Quote the records that follow in full and exactly; leave out the pictures.

======== Provided material

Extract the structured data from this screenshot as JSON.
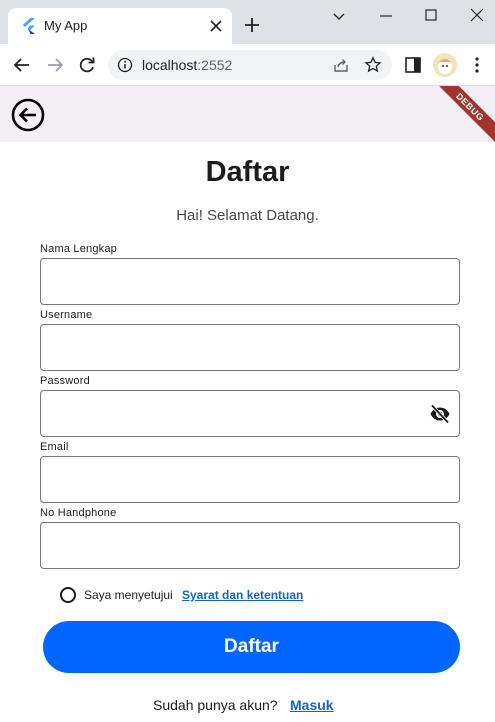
{
  "browser": {
    "tab_title": "My App",
    "url_host": "localhost",
    "url_port": ":2552"
  },
  "app": {
    "debug_banner": "DEBUG",
    "page_title": "Daftar",
    "subtitle": "Hai! Selamat Datang.",
    "fields": [
      {
        "label": "Nama Lengkap",
        "value": ""
      },
      {
        "label": "Username",
        "value": ""
      },
      {
        "label": "Password",
        "value": ""
      },
      {
        "label": "Email",
        "value": ""
      },
      {
        "label": "No Handphone",
        "value": ""
      }
    ],
    "agree_text": "Saya menyetujui",
    "terms_link": "Syarat dan ketentuan",
    "submit_label": "Daftar",
    "login_prompt": "Sudah punya akun?",
    "login_link": "Masuk"
  },
  "colors": {
    "primary": "#0066ff",
    "link": "#1565c0",
    "appbar": "#f3eff5",
    "debug": "#a2342f"
  }
}
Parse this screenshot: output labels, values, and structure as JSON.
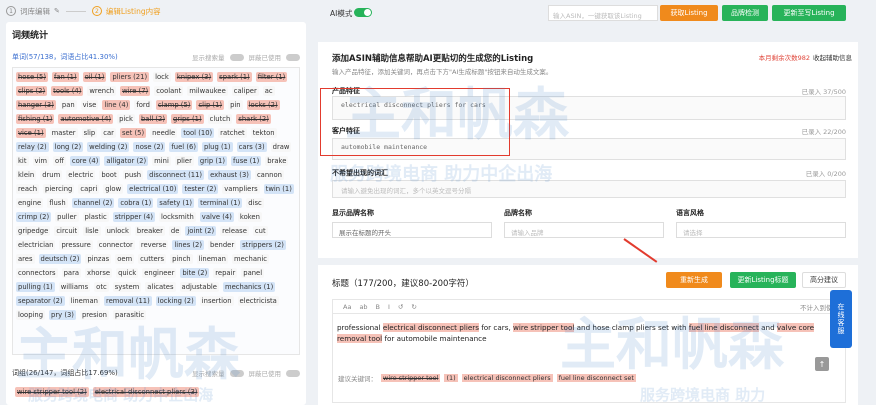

================

** Answer in full **
Extract the structured data from this screenshot as JSON.
{
  "browser": {
    "tab_title": "My App",
    "url_host": "localhost",
    "url_port": ":2552"
  },
  "app": {
    "debug_banner": "DEBUG",
    "page_title": "Daftar",
    "subtitle": "Hai! Selamat Datang.",
    "fields": [
      {
        "label": "Nama Lengkap",
        "value": ""
      },
      {
        "label": "Username",
        "value": ""
      },
      {
        "label": "Password",
        "value": ""
      },
      {
        "label": "Email",
        "value": ""
      },
      {
        "label": "No Handphone",
        "value": ""
      }
    ],
    "agree_text": "Saya menyetujui",
    "terms_link": "Syarat dan ketentuan",
    "submit_label": "Daftar",
    "login_prompt": "Sudah punya akun?",
    "login_link": "Masuk"
  },
  "colors": {
    "primary": "#0066ff",
    "link": "#1565c0",
    "appbar": "#f3eff5",
    "debug": "#a2342f"
  }
}
Parse this screenshot: output labels, values, and structure as JSON.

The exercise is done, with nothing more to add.